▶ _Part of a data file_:
----

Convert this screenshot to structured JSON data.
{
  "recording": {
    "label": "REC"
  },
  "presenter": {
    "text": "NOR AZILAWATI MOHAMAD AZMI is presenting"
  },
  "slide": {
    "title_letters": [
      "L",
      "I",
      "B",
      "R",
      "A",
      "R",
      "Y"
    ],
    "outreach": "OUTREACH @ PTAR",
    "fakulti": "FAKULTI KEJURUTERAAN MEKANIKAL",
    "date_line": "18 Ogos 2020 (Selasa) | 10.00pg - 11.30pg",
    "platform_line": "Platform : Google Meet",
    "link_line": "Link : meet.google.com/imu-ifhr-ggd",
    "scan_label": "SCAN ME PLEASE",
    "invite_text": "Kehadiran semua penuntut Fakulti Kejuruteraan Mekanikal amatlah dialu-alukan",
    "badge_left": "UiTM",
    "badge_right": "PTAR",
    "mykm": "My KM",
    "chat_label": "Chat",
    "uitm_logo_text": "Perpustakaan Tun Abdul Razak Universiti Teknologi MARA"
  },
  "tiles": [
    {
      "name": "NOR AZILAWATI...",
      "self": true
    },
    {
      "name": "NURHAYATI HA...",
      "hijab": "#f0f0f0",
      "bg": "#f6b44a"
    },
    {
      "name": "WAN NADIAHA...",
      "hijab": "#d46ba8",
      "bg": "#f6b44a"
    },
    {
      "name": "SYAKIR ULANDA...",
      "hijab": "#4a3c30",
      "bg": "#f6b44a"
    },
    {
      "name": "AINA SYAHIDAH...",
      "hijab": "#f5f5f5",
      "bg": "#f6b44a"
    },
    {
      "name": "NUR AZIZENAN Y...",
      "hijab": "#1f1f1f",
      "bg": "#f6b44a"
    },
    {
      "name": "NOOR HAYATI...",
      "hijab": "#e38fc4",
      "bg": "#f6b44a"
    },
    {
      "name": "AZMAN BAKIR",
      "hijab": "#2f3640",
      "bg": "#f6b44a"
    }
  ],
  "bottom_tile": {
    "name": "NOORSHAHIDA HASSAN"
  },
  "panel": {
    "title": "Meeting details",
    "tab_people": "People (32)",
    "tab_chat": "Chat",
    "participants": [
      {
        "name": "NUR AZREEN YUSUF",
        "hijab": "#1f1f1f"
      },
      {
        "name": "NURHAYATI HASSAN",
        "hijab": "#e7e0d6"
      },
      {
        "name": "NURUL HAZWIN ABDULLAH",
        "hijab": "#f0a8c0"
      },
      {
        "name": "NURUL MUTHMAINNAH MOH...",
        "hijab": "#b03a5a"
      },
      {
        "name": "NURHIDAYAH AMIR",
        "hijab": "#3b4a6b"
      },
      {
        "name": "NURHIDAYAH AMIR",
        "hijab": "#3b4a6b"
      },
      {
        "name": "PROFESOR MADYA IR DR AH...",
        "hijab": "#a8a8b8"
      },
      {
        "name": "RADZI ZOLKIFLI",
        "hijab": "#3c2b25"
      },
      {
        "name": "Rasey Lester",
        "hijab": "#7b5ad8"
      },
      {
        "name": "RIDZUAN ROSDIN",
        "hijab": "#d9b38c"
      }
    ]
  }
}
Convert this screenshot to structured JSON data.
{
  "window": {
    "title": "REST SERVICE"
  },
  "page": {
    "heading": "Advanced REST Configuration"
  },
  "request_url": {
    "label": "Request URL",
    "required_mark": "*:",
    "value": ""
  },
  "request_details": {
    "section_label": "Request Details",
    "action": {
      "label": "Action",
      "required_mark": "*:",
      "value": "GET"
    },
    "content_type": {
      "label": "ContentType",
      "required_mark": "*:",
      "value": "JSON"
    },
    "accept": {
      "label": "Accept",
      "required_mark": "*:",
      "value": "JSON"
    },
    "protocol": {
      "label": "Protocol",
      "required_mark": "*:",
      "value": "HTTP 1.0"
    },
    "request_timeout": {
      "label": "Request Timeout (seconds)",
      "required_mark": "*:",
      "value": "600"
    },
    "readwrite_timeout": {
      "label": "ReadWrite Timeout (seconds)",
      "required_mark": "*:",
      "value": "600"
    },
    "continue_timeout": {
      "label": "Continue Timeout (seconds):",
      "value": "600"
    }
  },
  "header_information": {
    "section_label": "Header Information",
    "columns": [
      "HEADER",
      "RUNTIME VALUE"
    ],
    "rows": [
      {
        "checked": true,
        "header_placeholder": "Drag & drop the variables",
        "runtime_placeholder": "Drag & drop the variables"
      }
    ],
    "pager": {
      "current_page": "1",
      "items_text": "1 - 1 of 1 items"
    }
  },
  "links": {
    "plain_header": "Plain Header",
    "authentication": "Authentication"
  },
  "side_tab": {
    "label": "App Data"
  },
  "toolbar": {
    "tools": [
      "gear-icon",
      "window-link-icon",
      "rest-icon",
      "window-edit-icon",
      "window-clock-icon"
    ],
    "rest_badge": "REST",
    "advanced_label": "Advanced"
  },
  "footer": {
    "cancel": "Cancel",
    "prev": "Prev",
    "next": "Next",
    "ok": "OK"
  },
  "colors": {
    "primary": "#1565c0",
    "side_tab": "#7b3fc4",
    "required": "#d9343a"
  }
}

----

▶ _Request_: Copy each line that contains the word "NURUL".

▶ _The solution_:
        "name": "NURUL HAZWIN ABDULLAH",
        "name": "NURUL MUTHMAINNAH MOH...",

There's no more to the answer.